STATED TASK — Extract each line where the string "COMPOSTO" shows up.

>> begin RECORDS FOR THIS EXERCISE

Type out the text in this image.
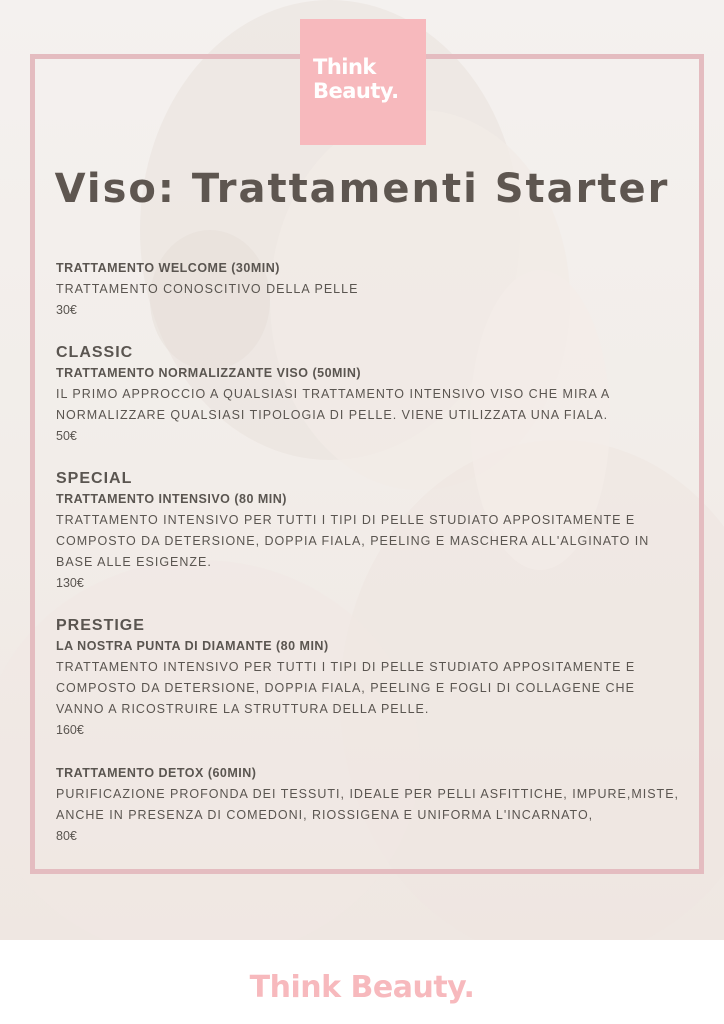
Think
Beauty.
Viso: Trattamenti Starter

TRATTAMENTO WELCOME (30MIN)

TRATTAMENTO CONOSCITIVO DELLA PELLE

30€

CLASSIC

TRATTAMENTO NORMALIZZANTE VISO (50MIN)

IL PRIMO APPROCCIO A QUALSIASI TRATTAMENTO INTENSIVO VISO CHE MIRA A NORMALIZZARE QUALSIASI TIPOLOGIA DI PELLE. VIENE UTILIZZATA UNA FIALA.

50€

SPECIAL

TRATTAMENTO INTENSIVO (80 MIN)

TRATTAMENTO INTENSIVO PER TUTTI I TIPI DI PELLE STUDIATO APPOSITAMENTE E COMPOSTO DA DETERSIONE, DOPPIA FIALA, PEELING E MASCHERA ALL'ALGINATO IN BASE ALLE ESIGENZE.

130€

PRESTIGE

LA NOSTRA PUNTA DI DIAMANTE (80 MIN)

TRATTAMENTO INTENSIVO PER TUTTI I TIPI DI PELLE STUDIATO APPOSITAMENTE E COMPOSTO DA DETERSIONE, DOPPIA FIALA, PEELING E FOGLI DI COLLAGENE CHE VANNO A RICOSTRUIRE LA STRUTTURA DELLA PELLE.

160€

TRATTAMENTO DETOX (60MIN)

PURIFICAZIONE PROFONDA DEI TESSUTI, IDEALE PER PELLI ASFITTICHE, IMPURE,MISTE, ANCHE IN PRESENZA DI COMEDONI, RIOSSIGENA E UNIFORMA L'INCARNATO,

80€

Think Beauty.
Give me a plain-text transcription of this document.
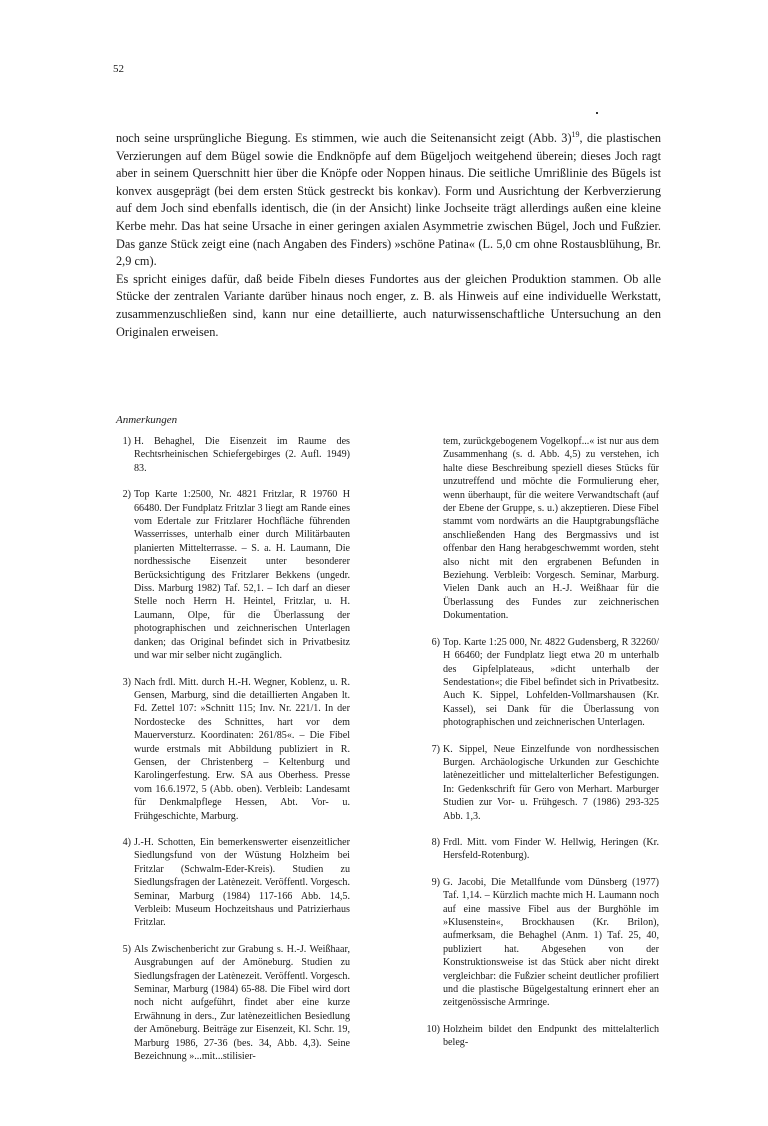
52

noch seine ursprüngliche Biegung. Es stimmen, wie auch die Seitenansicht zeigt (Abb. 3)$^{19}$, die plastischen Verzierungen auf dem Bügel sowie die Endknöpfe auf dem Bügeljoch weitgehend überein; dieses Joch ragt aber in seinem Querschnitt hier über die Knöpfe oder Noppen hinaus. Die seitliche Umrißlinie des Bügels ist konvex ausgeprägt (bei dem ersten Stück gestreckt bis konkav). Form und Ausrichtung der Kerbverzierung auf dem Joch sind ebenfalls identisch, die (in der Ansicht) linke Jochseite trägt allerdings außen eine kleine Kerbe mehr. Das hat seine Ursache in einer geringen axialen Asymmetrie zwischen Bügel, Joch und Fußzier. Das ganze Stück zeigt eine (nach Angaben des Finders) »schöne Patina« (L. 5,0 cm ohne Rostausblühung, Br. 2,9 cm).

Es spricht einiges dafür, daß beide Fibeln dieses Fundortes aus der gleichen Produktion stammen. Ob alle Stücke der zentralen Variante darüber hinaus noch enger, z. B. als Hinweis auf eine individuelle Werkstatt, zusammenzuschließen sind, kann nur eine detaillierte, auch naturwissenschaftliche Untersuchung an den Originalen erweisen.

Anmerkungen
1) H. Behaghel, Die Eisenzeit im Raume des Rechtsrheinischen Schiefergebirges (2. Aufl. 1949) 83.
2) Top Karte 1:2500, Nr. 4821 Fritzlar, R 19760 H 66480. Der Fundplatz Fritzlar 3 liegt am Rande eines vom Edertale zur Fritzlarer Hochfläche führenden Wasserrisses, unterhalb einer durch Militärbauten planierten Mittelterrasse. – S. a. H. Laumann, Die nordhessische Eisenzeit unter besonderer Berücksichtigung des Fritzlarer Bekkens (ungedr. Diss. Marburg 1982) Taf. 52,1. – Ich darf an dieser Stelle noch Herrn H. Heintel, Fritzlar, u. H. Laumann, Olpe, für die Überlassung der photographischen und zeichnerischen Unterlagen danken; das Original befindet sich in Privatbesitz und war mir selber nicht zugänglich.
3) Nach frdl. Mitt. durch H.-H. Wegner, Koblenz, u. R. Gensen, Marburg, sind die detaillierten Angaben lt. Fd. Zettel 107: »Schnitt 115; Inv. Nr. 221/1. In der Nordostecke des Schnittes, hart vor dem Mauerversturz. Koordinaten: 261/85«. – Die Fibel wurde erstmals mit Abbildung publiziert in R. Gensen, der Christenberg – Keltenburg und Karolingerfestung. Erw. SA aus Oberhess. Presse vom 16.6.1972, 5 (Abb. oben). Verbleib: Landesamt für Denkmalpflege Hessen, Abt. Vor- u. Frühgeschichte, Marburg.
4) J.-H. Schotten, Ein bemerkenswerter eisenzeitlicher Siedlungsfund von der Wüstung Holzheim bei Fritzlar (Schwalm-Eder-Kreis). Studien zu Siedlungsfragen der Latènezeit. Veröffentl. Vorgesch. Seminar, Marburg (1984) 117-166 Abb. 14,5. Verbleib: Museum Hochzeitshaus und Patrizierhaus Fritzlar.
5) Als Zwischenbericht zur Grabung s. H.-J. Weißhaar, Ausgrabungen auf der Amöneburg. Studien zu Siedlungsfragen der Latènezeit. Veröffentl. Vorgesch. Seminar, Marburg (1984) 65-88. Die Fibel wird dort noch nicht aufgeführt, findet aber eine kurze Erwähnung in ders., Zur latènezeitlichen Besiedlung der Amöneburg. Beiträge zur Eisenzeit, Kl. Schr. 19, Marburg 1986, 27-36 (bes. 34, Abb. 4,3). Seine Bezeichnung »...mit...stilisier-
tem, zurückgebogenem Vogelkopf...« ist nur aus dem Zusammenhang (s. d. Abb. 4,5) zu verstehen, ich halte diese Beschreibung speziell dieses Stücks für unzutreffend und möchte die Formulierung eher, wenn überhaupt, für die weitere Verwandtschaft (auf der Ebene der Gruppe, s. u.) akzeptieren. Diese Fibel stammt vom nordwärts an die Hauptgrabungsfläche anschließenden Hang des Bergmassivs und ist offenbar den Hang herabgeschwemmt worden, steht also nicht mit den ergrabenen Befunden in Beziehung. Verbleib: Vorgesch. Seminar, Marburg. Vielen Dank auch an H.-J. Weißhaar für die Überlassung des Fundes zur zeichnerischen Dokumentation.
6) Top. Karte 1:25 000, Nr. 4822 Gudensberg, R 32260/ H 66460; der Fundplatz liegt etwa 20 m unterhalb des Gipfelplateaus, »dicht unterhalb der Sendestation«; die Fibel befindet sich in Privatbesitz. Auch K. Sippel, Lohfelden-Vollmarshausen (Kr. Kassel), sei Dank für die Überlassung von photographischen und zeichnerischen Unterlagen.
7) K. Sippel, Neue Einzelfunde von nordhessischen Burgen. Archäologische Urkunden zur Geschichte latènezeitlicher und mittelalterlicher Befestigungen. In: Gedenkschrift für Gero von Merhart. Marburger Studien zur Vor- u. Frühgesch. 7 (1986) 293-325 Abb. 1,3.
8) Frdl. Mitt. vom Finder W. Hellwig, Heringen (Kr. Hersfeld-Rotenburg).
9) G. Jacobi, Die Metallfunde vom Dünsberg (1977) Taf. 1,14. – Kürzlich machte mich H. Laumann noch auf eine massive Fibel aus der Burghöhle im »Klusenstein«, Brockhausen (Kr. Brilon), aufmerksam, die Behaghel (Anm. 1) Taf. 25, 40, publiziert hat. Abgesehen von der Konstruktionsweise ist das Stück aber nicht direkt vergleichbar: die Fußzier scheint deutlicher profiliert und die plastische Bügelgestaltung erinnert eher an zeitgenössische Armringe.
10) Holzheim bildet den Endpunkt des mittelalterlich beleg-
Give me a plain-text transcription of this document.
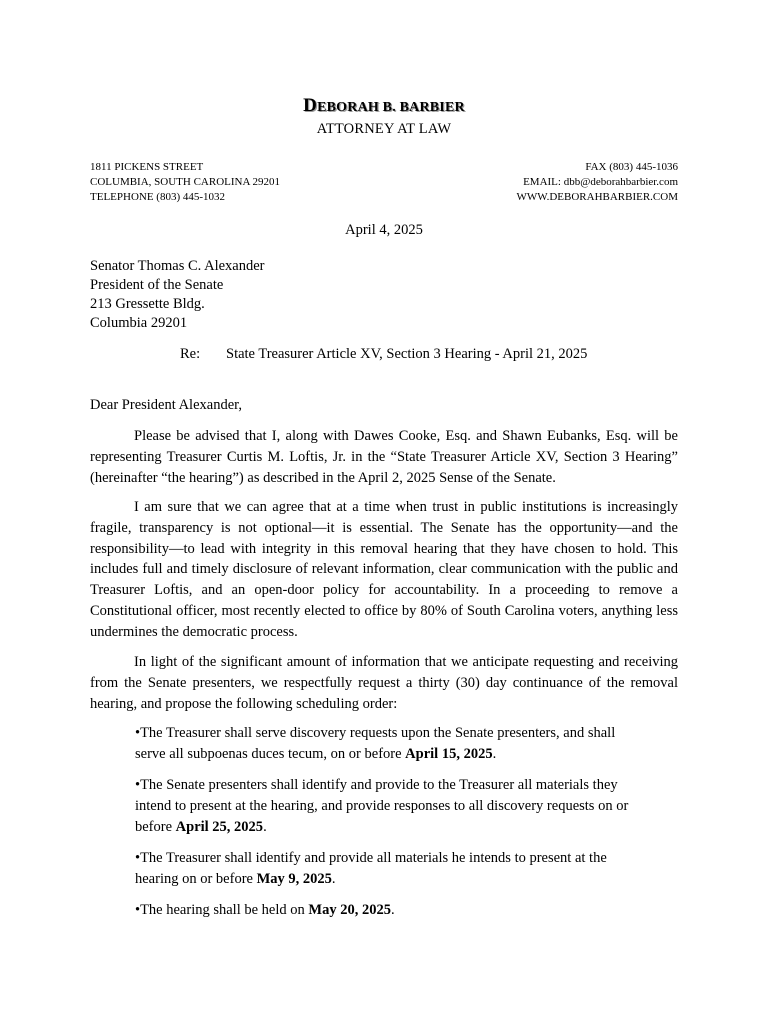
DEBORAH B. BARBIER
ATTORNEY AT LAW
1811 PICKENS STREET
COLUMBIA, SOUTH CAROLINA 29201
TELEPHONE (803) 445-1032
FAX (803) 445-1036
EMAIL: dbb@deborahbarbier.com
WWW.DEBORAHBARBIER.COM
April 4, 2025
Senator Thomas C. Alexander
President of the Senate
213 Gressette Bldg.
Columbia 29201
Re: State Treasurer Article XV, Section 3 Hearing - April 21, 2025
Dear President Alexander,

Please be advised that I, along with Dawes Cooke, Esq. and Shawn Eubanks, Esq. will be representing Treasurer Curtis M. Loftis, Jr. in the “State Treasurer Article XV, Section 3 Hearing” (hereinafter “the hearing”) as described in the April 2, 2025 Sense of the Senate.

I am sure that we can agree that at a time when trust in public institutions is increasingly fragile, transparency is not optional—it is essential. The Senate has the opportunity—and the responsibility—to lead with integrity in this removal hearing that they have chosen to hold. This includes full and timely disclosure of relevant information, clear communication with the public and Treasurer Loftis, and an open-door policy for accountability. In a proceeding to remove a Constitutional officer, most recently elected to office by 80% of South Carolina voters, anything less undermines the democratic process.

In light of the significant amount of information that we anticipate requesting and receiving from the Senate presenters, we respectfully request a thirty (30) day continuance of the removal hearing, and propose the following scheduling order:

•The Treasurer shall serve discovery requests upon the Senate presenters, and shall serve all subpoenas duces tecum, on or before April 15, 2025.

•The Senate presenters shall identify and provide to the Treasurer all materials they intend to present at the hearing, and provide responses to all discovery requests on or before April 25, 2025.

•The Treasurer shall identify and provide all materials he intends to present at the hearing on or before May 9, 2025.

•The hearing shall be held on May 20, 2025.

>> end RECORDS FOR THIS EXERCISE

THE OUTPUT —
TRATTAMENTO INTENSIVO PER TUTTI I TIPI DI PELLE STUDIATO APPOSITAMENTE E COMPOSTO DA DETERSIONE, DOPPIA FIALA, PEELING E MASCHERA ALL'ALGINATO IN BASE ALLE ESIGENZE.
TRATTAMENTO INTENSIVO PER TUTTI I TIPI DI PELLE STUDIATO APPOSITAMENTE E COMPOSTO DA DETERSIONE, DOPPIA FIALA, PEELING E FOGLI DI COLLAGENE CHE VANNO A RICOSTRUIRE LA STRUTTURA DELLA PELLE.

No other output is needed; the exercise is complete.